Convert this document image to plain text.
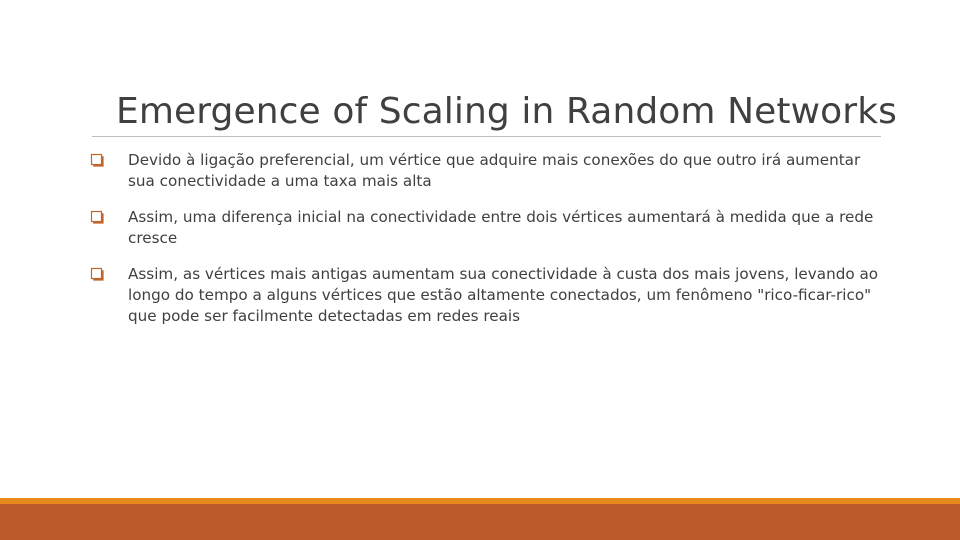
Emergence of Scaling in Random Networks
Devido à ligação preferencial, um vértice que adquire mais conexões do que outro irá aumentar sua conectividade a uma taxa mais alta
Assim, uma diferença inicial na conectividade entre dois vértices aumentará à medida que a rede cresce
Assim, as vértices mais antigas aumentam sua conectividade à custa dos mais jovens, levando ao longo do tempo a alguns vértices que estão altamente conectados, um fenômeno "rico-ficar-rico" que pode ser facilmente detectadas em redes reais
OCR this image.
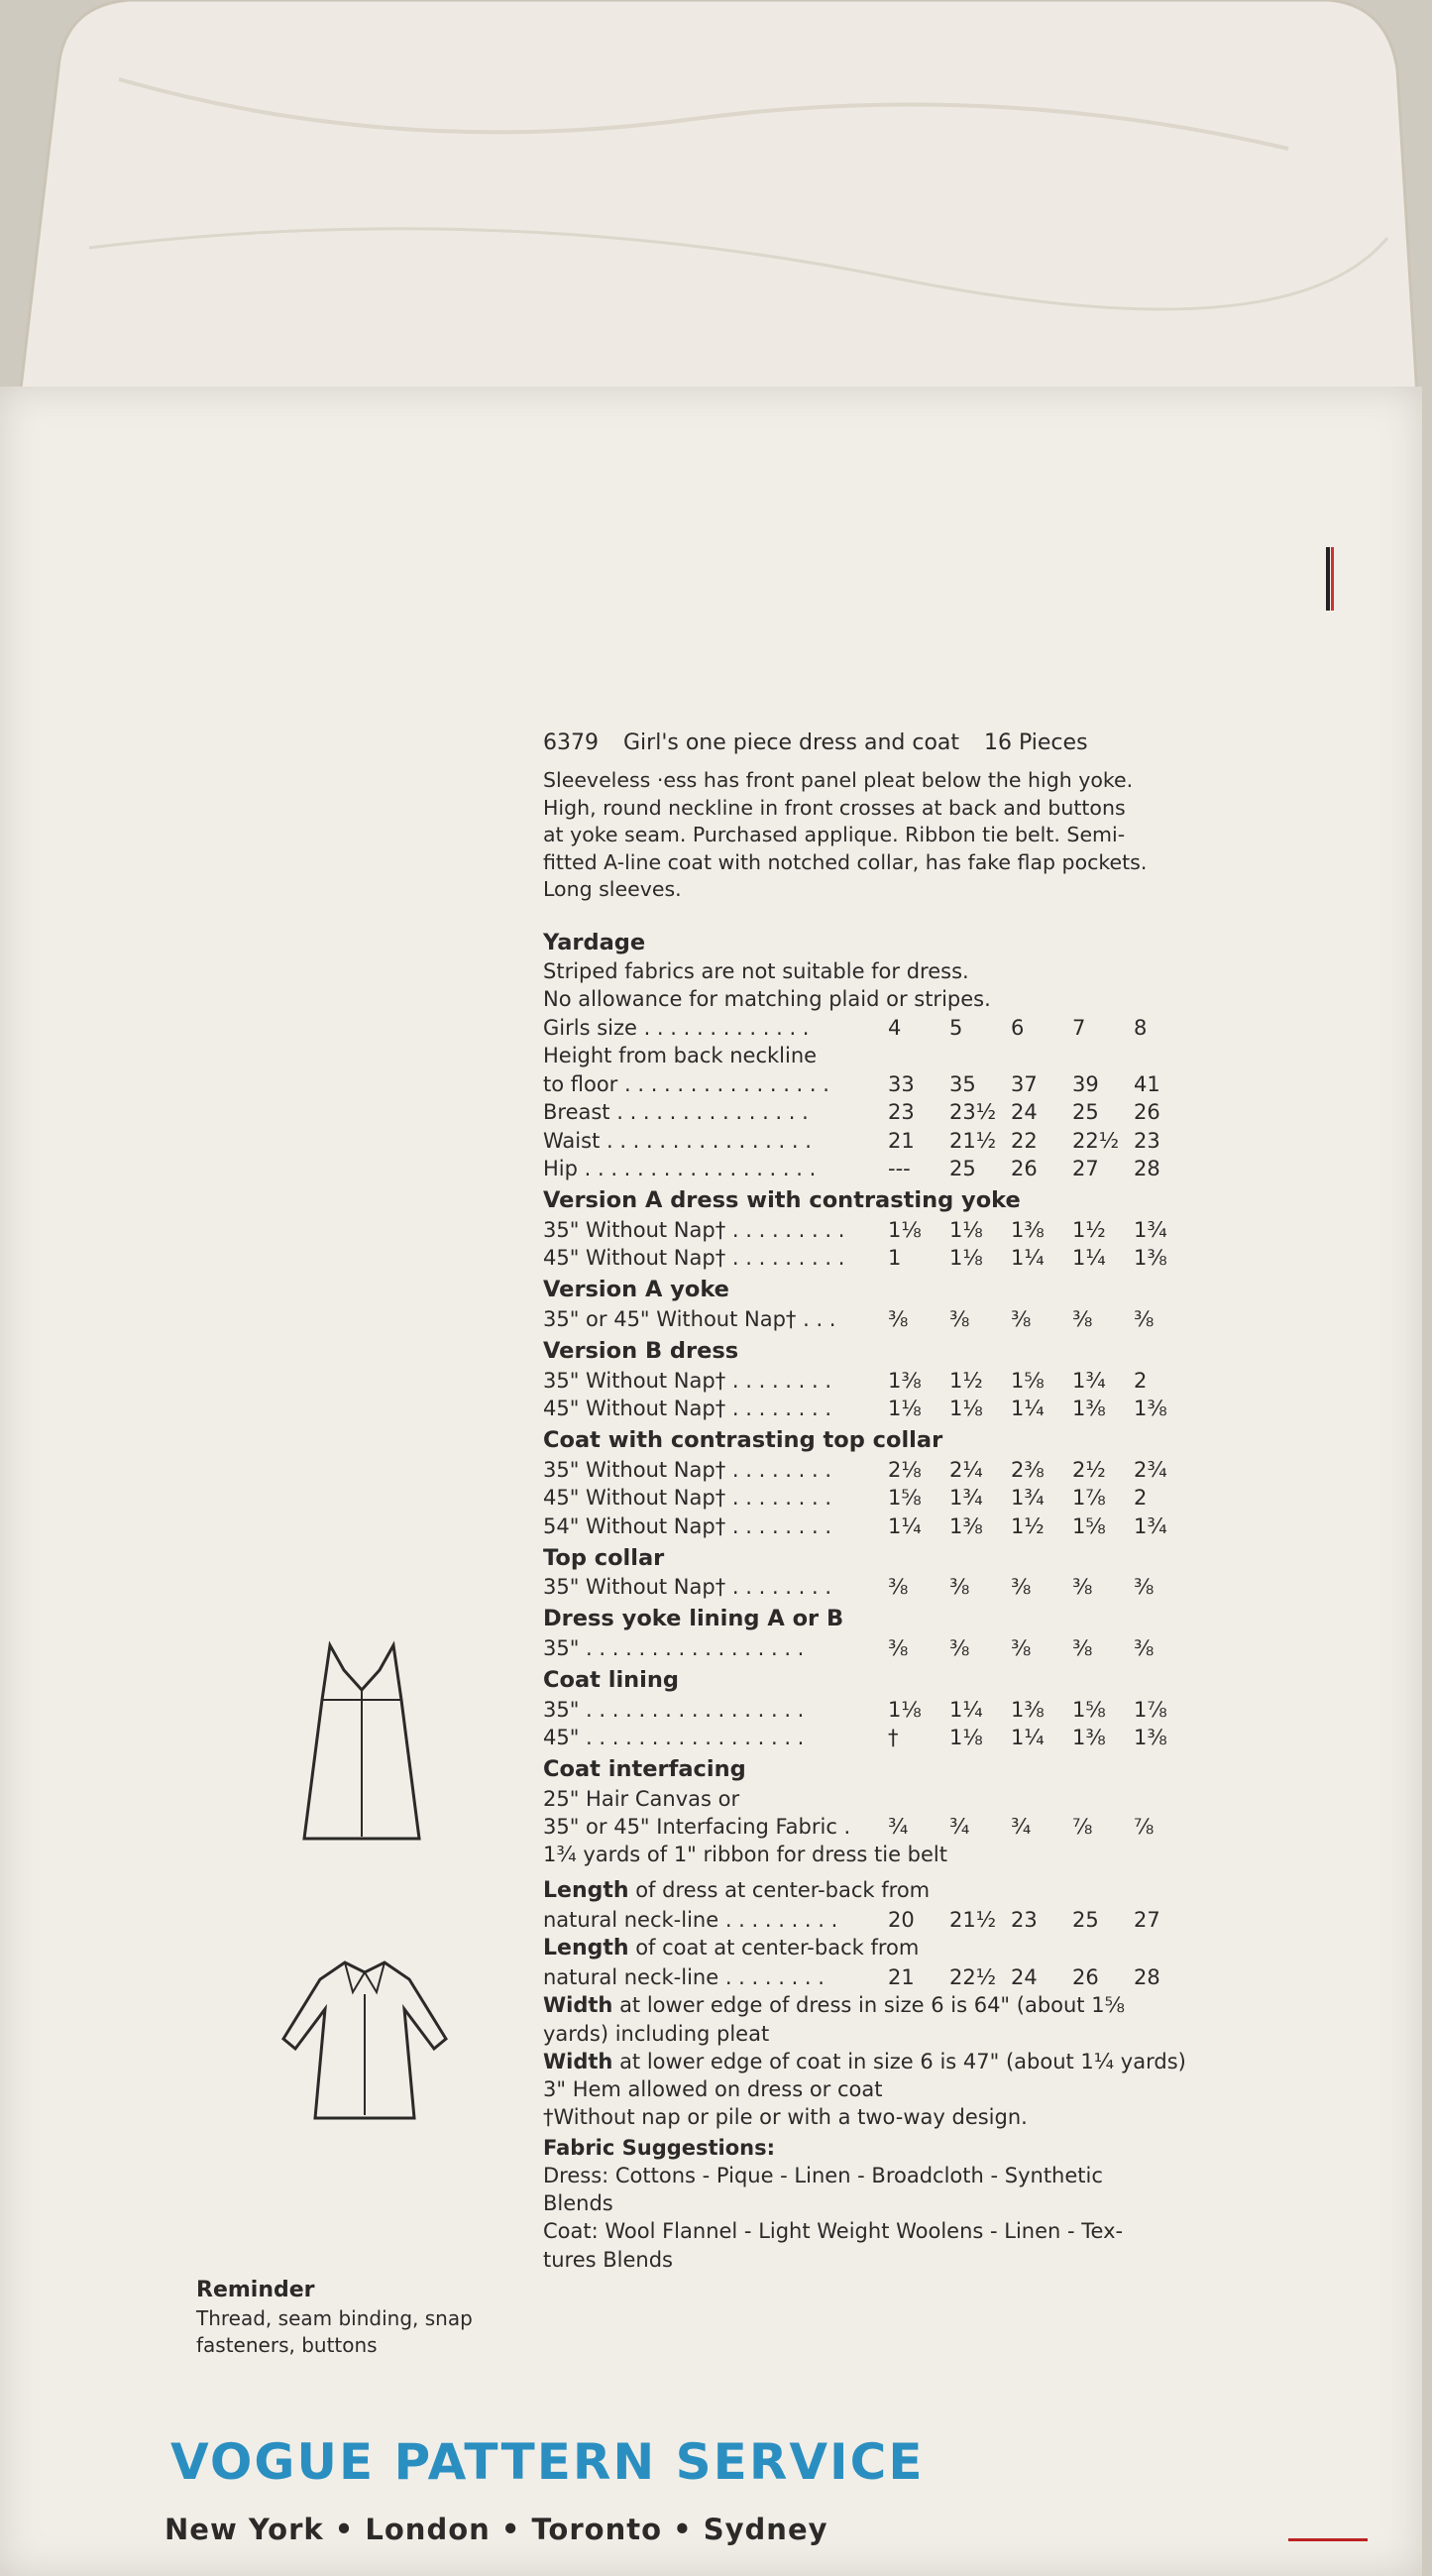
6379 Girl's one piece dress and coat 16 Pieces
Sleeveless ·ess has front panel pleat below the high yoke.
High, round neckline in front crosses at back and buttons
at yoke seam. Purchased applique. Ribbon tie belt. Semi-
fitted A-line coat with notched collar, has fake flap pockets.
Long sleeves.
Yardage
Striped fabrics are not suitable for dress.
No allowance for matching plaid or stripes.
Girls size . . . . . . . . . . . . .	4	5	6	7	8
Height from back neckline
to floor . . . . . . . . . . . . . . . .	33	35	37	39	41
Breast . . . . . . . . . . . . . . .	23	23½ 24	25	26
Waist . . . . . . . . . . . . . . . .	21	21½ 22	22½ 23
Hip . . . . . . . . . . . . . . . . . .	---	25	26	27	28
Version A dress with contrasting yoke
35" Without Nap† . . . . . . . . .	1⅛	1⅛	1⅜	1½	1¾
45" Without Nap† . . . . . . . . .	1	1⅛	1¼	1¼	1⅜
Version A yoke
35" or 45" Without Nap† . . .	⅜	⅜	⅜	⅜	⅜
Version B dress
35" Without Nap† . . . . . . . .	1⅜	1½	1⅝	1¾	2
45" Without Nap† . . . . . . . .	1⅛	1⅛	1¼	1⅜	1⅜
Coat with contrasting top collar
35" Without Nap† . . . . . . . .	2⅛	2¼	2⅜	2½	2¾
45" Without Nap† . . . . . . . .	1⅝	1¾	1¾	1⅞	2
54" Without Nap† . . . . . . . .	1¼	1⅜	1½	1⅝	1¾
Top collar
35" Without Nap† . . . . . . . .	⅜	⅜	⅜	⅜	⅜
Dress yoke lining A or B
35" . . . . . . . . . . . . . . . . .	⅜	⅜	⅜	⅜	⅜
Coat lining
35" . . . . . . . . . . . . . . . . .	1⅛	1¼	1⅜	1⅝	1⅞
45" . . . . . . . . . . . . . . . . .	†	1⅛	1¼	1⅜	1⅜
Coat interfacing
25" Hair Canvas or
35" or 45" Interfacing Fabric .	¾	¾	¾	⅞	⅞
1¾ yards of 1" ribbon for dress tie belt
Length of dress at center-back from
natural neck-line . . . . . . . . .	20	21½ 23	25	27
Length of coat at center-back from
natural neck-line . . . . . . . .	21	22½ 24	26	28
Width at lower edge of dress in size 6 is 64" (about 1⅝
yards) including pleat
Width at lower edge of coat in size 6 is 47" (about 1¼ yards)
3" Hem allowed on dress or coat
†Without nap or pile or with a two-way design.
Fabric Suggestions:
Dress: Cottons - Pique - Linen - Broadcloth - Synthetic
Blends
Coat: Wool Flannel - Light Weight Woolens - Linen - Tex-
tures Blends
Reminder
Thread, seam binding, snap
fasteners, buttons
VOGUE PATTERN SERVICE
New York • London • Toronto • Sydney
===
## [What the exercise asks]
Gather up the lines that contain the word "conectividade".

## [Answer to the problem]
Devido à ligação preferencial, um vértice que adquire mais conexões do que outro irá aumentar sua conectividade a uma taxa mais alta
Assim, uma diferença inicial na conectividade entre dois vértices aumentará à medida que a rede cresce
Assim, as vértices mais antigas aumentam sua conectividade à custa dos mais jovens, levando ao longo do tempo a alguns vértices que estão altamente conectados, um fenômeno "rico-ficar-rico" que pode ser facilmente detectadas em redes reais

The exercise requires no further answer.